-- Extracted information --
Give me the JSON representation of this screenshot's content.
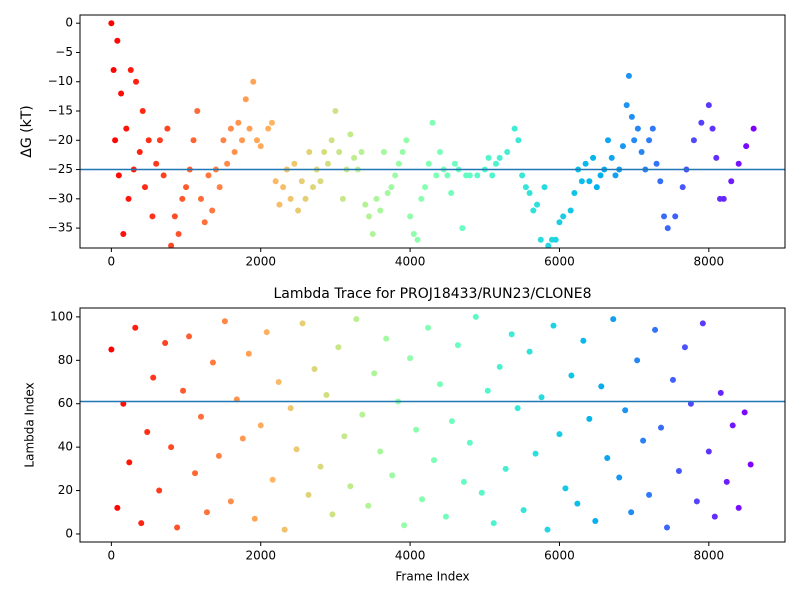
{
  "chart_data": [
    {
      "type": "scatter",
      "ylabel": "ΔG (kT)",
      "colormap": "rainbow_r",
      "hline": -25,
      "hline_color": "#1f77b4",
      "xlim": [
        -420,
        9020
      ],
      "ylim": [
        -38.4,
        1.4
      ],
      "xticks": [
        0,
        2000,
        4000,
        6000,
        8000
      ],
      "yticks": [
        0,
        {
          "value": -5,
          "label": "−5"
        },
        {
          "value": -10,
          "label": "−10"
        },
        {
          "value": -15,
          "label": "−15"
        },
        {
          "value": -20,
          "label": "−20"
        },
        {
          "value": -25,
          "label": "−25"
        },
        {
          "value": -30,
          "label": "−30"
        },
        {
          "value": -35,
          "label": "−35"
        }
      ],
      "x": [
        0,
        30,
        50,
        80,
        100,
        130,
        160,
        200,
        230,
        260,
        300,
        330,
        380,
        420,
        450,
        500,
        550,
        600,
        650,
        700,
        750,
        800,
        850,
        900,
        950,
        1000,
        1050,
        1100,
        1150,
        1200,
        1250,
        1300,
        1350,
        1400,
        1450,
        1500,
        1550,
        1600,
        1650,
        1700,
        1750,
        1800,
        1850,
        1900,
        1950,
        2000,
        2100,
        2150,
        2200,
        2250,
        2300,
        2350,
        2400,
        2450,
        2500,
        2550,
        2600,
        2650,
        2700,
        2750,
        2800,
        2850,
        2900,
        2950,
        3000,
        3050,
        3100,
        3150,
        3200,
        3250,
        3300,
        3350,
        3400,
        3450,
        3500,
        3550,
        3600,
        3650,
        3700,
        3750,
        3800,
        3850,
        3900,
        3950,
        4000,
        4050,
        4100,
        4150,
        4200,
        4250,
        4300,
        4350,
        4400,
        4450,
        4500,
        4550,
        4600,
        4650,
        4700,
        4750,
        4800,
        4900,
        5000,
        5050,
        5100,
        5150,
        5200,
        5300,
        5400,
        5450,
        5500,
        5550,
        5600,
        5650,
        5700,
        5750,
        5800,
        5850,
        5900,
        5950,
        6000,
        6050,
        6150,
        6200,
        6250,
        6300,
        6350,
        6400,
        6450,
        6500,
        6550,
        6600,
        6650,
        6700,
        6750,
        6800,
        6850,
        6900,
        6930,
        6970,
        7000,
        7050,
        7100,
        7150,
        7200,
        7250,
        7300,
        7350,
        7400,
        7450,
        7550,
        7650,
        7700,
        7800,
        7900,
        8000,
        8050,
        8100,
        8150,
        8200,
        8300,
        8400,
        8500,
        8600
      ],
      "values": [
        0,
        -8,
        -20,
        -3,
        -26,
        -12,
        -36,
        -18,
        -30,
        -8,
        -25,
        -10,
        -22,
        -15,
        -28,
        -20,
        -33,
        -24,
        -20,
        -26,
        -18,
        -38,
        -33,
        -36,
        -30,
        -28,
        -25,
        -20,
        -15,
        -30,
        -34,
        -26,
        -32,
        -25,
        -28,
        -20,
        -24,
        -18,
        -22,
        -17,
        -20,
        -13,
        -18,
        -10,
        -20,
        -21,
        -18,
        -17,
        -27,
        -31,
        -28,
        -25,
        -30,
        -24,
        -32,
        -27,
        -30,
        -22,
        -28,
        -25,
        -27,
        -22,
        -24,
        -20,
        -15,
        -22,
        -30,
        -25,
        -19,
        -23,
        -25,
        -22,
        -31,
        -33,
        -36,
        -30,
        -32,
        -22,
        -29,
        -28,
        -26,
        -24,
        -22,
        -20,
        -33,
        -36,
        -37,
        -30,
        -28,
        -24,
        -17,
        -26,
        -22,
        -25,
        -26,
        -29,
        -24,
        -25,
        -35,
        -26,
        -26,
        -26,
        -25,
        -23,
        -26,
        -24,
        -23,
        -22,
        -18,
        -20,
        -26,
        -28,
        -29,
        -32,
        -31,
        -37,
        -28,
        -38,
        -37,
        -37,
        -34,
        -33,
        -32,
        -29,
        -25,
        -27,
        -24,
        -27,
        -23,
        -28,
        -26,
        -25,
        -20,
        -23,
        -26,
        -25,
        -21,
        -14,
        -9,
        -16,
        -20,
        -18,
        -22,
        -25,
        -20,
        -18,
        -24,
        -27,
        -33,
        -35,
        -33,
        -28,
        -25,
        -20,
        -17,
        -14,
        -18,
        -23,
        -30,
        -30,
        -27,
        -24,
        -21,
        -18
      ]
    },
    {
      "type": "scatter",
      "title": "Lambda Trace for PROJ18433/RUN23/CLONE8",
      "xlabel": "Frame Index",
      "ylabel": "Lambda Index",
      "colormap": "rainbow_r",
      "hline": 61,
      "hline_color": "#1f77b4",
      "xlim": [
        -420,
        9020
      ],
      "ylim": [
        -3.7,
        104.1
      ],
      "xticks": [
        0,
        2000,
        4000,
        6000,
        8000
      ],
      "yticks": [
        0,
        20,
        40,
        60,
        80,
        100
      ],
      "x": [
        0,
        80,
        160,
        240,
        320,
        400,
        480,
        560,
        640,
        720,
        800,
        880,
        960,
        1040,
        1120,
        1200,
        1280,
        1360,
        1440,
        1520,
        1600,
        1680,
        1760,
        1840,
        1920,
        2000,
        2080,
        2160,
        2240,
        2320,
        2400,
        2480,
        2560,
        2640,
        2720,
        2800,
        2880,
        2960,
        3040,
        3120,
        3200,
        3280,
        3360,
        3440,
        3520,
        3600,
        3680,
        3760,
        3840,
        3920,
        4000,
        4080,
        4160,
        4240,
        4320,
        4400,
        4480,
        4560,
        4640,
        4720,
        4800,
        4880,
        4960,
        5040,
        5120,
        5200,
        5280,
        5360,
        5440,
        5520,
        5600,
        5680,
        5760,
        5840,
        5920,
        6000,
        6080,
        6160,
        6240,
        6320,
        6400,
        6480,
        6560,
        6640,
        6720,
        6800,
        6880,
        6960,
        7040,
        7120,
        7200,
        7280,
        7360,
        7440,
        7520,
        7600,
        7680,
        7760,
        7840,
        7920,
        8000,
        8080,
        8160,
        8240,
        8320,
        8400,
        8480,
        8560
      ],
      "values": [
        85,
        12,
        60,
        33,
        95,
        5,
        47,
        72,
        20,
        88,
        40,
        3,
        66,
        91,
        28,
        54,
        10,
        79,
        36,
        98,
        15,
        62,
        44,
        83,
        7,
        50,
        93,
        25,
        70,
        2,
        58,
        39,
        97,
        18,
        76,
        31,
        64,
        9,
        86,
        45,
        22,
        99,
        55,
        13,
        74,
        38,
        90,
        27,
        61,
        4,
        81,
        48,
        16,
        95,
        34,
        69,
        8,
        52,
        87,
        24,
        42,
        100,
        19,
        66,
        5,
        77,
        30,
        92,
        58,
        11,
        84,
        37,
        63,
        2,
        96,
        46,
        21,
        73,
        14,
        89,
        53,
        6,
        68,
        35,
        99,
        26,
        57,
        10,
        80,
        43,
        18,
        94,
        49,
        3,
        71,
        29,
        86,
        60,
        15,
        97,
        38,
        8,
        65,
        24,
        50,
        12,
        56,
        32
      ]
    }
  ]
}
==
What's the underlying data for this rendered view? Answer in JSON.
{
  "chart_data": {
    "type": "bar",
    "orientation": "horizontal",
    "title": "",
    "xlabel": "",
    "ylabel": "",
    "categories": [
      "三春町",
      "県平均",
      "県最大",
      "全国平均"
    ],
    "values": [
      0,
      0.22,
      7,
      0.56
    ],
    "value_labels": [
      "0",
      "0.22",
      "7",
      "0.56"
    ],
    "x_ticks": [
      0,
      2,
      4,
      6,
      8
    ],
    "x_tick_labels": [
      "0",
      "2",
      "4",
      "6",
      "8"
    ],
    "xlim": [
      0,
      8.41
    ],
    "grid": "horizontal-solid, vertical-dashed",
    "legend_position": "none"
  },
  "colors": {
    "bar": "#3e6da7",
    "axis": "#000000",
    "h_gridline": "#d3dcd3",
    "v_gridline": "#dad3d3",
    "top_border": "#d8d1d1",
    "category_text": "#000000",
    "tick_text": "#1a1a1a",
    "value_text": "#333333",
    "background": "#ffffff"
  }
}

-- Task to carry out --
Your task is to collect every line above that contains the word "JSON".

-- Result of the exercise --
Give me the JSON representation of this screenshot's content.
What's the underlying data for this rendered view? Answer in JSON.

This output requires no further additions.